WHAT TO PRODUCE
Each line that follows should be printed again exactly as it stands.

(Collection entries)
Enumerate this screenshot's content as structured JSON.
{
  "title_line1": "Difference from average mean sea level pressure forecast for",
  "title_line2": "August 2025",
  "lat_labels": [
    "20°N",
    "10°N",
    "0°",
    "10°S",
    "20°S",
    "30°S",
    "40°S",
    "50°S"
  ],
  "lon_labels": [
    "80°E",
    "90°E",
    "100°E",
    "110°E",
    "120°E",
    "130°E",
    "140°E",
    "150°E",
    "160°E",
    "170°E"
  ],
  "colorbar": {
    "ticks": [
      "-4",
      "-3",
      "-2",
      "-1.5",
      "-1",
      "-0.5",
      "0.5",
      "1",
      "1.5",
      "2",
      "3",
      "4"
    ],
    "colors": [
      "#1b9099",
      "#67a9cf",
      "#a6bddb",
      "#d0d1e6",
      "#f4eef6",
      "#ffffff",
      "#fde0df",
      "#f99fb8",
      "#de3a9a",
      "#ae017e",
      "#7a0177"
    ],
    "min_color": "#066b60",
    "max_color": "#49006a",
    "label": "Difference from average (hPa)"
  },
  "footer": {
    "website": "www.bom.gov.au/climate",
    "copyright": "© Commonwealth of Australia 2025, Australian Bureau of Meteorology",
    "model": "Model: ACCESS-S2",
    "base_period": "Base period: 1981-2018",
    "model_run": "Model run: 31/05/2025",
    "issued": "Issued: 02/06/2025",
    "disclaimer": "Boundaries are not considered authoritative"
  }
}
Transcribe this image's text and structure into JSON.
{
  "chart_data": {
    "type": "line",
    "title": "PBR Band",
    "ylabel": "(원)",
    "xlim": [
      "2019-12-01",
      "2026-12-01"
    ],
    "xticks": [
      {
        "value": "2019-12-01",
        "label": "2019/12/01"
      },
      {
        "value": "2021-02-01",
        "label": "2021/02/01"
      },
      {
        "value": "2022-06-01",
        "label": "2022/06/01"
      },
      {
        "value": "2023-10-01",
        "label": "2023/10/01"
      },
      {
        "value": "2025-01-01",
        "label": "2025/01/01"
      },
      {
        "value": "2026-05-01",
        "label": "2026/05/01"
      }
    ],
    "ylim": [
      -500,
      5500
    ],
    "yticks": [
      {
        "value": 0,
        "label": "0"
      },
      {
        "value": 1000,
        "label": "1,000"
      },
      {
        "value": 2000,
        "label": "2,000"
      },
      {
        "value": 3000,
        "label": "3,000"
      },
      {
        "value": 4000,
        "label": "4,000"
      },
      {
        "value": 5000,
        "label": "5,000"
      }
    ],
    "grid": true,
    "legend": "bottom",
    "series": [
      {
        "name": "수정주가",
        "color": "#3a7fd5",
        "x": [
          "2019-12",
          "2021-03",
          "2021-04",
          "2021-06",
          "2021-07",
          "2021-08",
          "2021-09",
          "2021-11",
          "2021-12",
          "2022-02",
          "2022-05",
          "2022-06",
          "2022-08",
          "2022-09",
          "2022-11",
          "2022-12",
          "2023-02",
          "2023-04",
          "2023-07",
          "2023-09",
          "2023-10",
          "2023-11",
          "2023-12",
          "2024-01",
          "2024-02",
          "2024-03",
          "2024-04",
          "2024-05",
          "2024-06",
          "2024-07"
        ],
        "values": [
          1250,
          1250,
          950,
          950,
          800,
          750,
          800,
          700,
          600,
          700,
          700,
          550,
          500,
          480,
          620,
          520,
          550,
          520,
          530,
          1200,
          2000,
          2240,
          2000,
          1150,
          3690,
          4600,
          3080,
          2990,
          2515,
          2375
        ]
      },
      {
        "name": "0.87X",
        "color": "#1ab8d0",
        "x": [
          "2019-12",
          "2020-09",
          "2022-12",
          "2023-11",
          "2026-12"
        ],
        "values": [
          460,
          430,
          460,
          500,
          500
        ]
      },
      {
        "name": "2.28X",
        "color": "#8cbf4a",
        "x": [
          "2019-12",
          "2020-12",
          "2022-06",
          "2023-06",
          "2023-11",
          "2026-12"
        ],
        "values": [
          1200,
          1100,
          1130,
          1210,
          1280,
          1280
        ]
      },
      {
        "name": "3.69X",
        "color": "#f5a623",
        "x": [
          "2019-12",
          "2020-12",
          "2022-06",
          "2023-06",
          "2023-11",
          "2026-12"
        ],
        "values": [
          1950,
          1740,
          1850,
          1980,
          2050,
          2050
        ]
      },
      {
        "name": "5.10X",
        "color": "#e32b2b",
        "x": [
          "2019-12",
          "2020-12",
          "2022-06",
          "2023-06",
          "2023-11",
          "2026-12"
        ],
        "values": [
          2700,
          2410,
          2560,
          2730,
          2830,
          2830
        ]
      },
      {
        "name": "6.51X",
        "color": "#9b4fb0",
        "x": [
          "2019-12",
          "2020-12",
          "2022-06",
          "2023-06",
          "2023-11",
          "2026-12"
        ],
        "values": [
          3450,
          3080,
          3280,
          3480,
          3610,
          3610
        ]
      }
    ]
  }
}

WRITTEN RESPONSE
Enumerate this screenshot's content as structured JSON.
{
  "title_line1": "Difference from average mean sea level pressure forecast for",
  "title_line2": "August 2025",
  "lat_labels": [
    "20°N",
    "10°N",
    "0°",
    "10°S",
    "20°S",
    "30°S",
    "40°S",
    "50°S"
  ],
  "lon_labels": [
    "80°E",
    "90°E",
    "100°E",
    "110°E",
    "120°E",
    "130°E",
    "140°E",
    "150°E",
    "160°E",
    "170°E"
  ],
  "colorbar": {
    "ticks": [
      "-4",
      "-3",
      "-2",
      "-1.5",
      "-1",
      "-0.5",
      "0.5",
      "1",
      "1.5",
      "2",
      "3",
      "4"
    ],
    "colors": [
      "#1b9099",
      "#67a9cf",
      "#a6bddb",
      "#d0d1e6",
      "#f4eef6",
      "#ffffff",
      "#fde0df",
      "#f99fb8",
      "#de3a9a",
      "#ae017e",
      "#7a0177"
    ],
    "min_color": "#066b60",
    "max_color": "#49006a",
    "label": "Difference from average (hPa)"
  },
  "footer": {
    "website": "www.bom.gov.au/climate",
    "copyright": "© Commonwealth of Australia 2025, Australian Bureau of Meteorology",
    "model": "Model: ACCESS-S2",
    "base_period": "Base period: 1981-2018",
    "model_run": "Model run: 31/05/2025",
    "issued": "Issued: 02/06/2025",
    "disclaimer": "Boundaries are not considered authoritative"
  }
}
Transcribe this image's text and structure into JSON.
{
  "chart_data": {
    "type": "line",
    "title": "PBR Band",
    "ylabel": "(원)",
    "xlim": [
      "2019-12-01",
      "2026-12-01"
    ],
    "xticks": [
      {
        "value": "2019-12-01",
        "label": "2019/12/01"
      },
      {
        "value": "2021-02-01",
        "label": "2021/02/01"
      },
      {
        "value": "2022-06-01",
        "label": "2022/06/01"
      },
      {
        "value": "2023-10-01",
        "label": "2023/10/01"
      },
      {
        "value": "2025-01-01",
        "label": "2025/01/01"
      },
      {
        "value": "2026-05-01",
        "label": "2026/05/01"
      }
    ],
    "ylim": [
      -500,
      5500
    ],
    "yticks": [
      {
        "value": 0,
        "label": "0"
      },
      {
        "value": 1000,
        "label": "1,000"
      },
      {
        "value": 2000,
        "label": "2,000"
      },
      {
        "value": 3000,
        "label": "3,000"
      },
      {
        "value": 4000,
        "label": "4,000"
      },
      {
        "value": 5000,
        "label": "5,000"
      }
    ],
    "grid": true,
    "legend": "bottom",
    "series": [
      {
        "name": "수정주가",
        "color": "#3a7fd5",
        "x": [
          "2019-12",
          "2021-03",
          "2021-04",
          "2021-06",
          "2021-07",
          "2021-08",
          "2021-09",
          "2021-11",
          "2021-12",
          "2022-02",
          "2022-05",
          "2022-06",
          "2022-08",
          "2022-09",
          "2022-11",
          "2022-12",
          "2023-02",
          "2023-04",
          "2023-07",
          "2023-09",
          "2023-10",
          "2023-11",
          "2023-12",
          "2024-01",
          "2024-02",
          "2024-03",
          "2024-04",
          "2024-05",
          "2024-06",
          "2024-07"
        ],
        "values": [
          1250,
          1250,
          950,
          950,
          800,
          750,
          800,
          700,
          600,
          700,
          700,
          550,
          500,
          480,
          620,
          520,
          550,
          520,
          530,
          1200,
          2000,
          2240,
          2000,
          1150,
          3690,
          4600,
          3080,
          2990,
          2515,
          2375
        ]
      },
      {
        "name": "0.87X",
        "color": "#1ab8d0",
        "x": [
          "2019-12",
          "2020-09",
          "2022-12",
          "2023-11",
          "2026-12"
        ],
        "values": [
          460,
          430,
          460,
          500,
          500
        ]
      },
      {
        "name": "2.28X",
        "color": "#8cbf4a",
        "x": [
          "2019-12",
          "2020-12",
          "2022-06",
          "2023-06",
          "2023-11",
          "2026-12"
        ],
        "values": [
          1200,
          1100,
          1130,
          1210,
          1280,
          1280
        ]
      },
      {
        "name": "3.69X",
        "color": "#f5a623",
        "x": [
          "2019-12",
          "2020-12",
          "2022-06",
          "2023-06",
          "2023-11",
          "2026-12"
        ],
        "values": [
          1950,
          1740,
          1850,
          1980,
          2050,
          2050
        ]
      },
      {
        "name": "5.10X",
        "color": "#e32b2b",
        "x": [
          "2019-12",
          "2020-12",
          "2022-06",
          "2023-06",
          "2023-11",
          "2026-12"
        ],
        "values": [
          2700,
          2410,
          2560,
          2730,
          2830,
          2830
        ]
      },
      {
        "name": "6.51X",
        "color": "#9b4fb0",
        "x": [
          "2019-12",
          "2020-12",
          "2022-06",
          "2023-06",
          "2023-11",
          "2026-12"
        ],
        "values": [
          3450,
          3080,
          3280,
          3480,
          3610,
          3610
        ]
      }
    ]
  }
}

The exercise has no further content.